== Work instructions ==
Filter the entries below, keeping only lines with the word "name".
|---|
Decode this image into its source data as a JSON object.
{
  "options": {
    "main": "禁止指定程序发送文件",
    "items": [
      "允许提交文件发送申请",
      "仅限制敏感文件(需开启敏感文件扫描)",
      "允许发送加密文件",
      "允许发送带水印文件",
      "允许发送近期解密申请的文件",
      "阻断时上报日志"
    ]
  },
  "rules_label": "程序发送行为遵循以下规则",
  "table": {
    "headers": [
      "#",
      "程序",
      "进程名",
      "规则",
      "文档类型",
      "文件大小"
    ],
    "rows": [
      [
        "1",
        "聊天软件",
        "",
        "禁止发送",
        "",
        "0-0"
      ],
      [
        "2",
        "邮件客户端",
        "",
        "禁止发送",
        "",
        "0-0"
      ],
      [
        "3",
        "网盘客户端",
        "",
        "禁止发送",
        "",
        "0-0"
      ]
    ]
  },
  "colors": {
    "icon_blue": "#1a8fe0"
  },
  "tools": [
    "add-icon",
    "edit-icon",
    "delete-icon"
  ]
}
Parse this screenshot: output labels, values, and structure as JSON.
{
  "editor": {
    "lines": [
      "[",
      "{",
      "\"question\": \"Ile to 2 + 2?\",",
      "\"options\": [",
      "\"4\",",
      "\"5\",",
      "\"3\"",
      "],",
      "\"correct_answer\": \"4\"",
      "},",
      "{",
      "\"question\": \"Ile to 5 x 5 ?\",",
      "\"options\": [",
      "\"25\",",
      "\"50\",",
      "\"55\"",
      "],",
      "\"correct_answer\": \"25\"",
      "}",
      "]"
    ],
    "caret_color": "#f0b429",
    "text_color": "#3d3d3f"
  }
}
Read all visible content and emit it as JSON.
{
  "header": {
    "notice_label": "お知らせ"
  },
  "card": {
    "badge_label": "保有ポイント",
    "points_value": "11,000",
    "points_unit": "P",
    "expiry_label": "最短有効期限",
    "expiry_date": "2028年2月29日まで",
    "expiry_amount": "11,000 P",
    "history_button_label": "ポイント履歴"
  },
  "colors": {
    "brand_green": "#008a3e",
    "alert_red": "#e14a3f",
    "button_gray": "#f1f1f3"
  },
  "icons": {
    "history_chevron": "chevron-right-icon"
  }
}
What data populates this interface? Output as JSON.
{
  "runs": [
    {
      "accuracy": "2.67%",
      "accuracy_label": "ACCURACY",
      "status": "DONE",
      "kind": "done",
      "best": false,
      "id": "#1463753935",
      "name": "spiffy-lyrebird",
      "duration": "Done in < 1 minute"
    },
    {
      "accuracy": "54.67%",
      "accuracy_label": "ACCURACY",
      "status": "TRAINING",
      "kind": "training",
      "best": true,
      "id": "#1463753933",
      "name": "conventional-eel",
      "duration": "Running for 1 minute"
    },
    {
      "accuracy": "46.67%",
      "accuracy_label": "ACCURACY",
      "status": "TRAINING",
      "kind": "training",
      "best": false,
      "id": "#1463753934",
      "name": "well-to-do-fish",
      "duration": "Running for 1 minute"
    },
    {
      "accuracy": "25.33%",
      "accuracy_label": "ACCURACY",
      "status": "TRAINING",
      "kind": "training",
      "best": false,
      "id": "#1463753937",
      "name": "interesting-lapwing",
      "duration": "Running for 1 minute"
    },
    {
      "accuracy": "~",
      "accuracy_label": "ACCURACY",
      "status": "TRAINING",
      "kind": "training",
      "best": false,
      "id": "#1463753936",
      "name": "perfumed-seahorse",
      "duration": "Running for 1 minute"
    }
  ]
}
|---|
== Exercise response ==
      "name": "spiffy-lyrebird",
      "name": "conventional-eel",
      "name": "well-to-do-fish",
      "name": "interesting-lapwing",
      "name": "perfumed-seahorse",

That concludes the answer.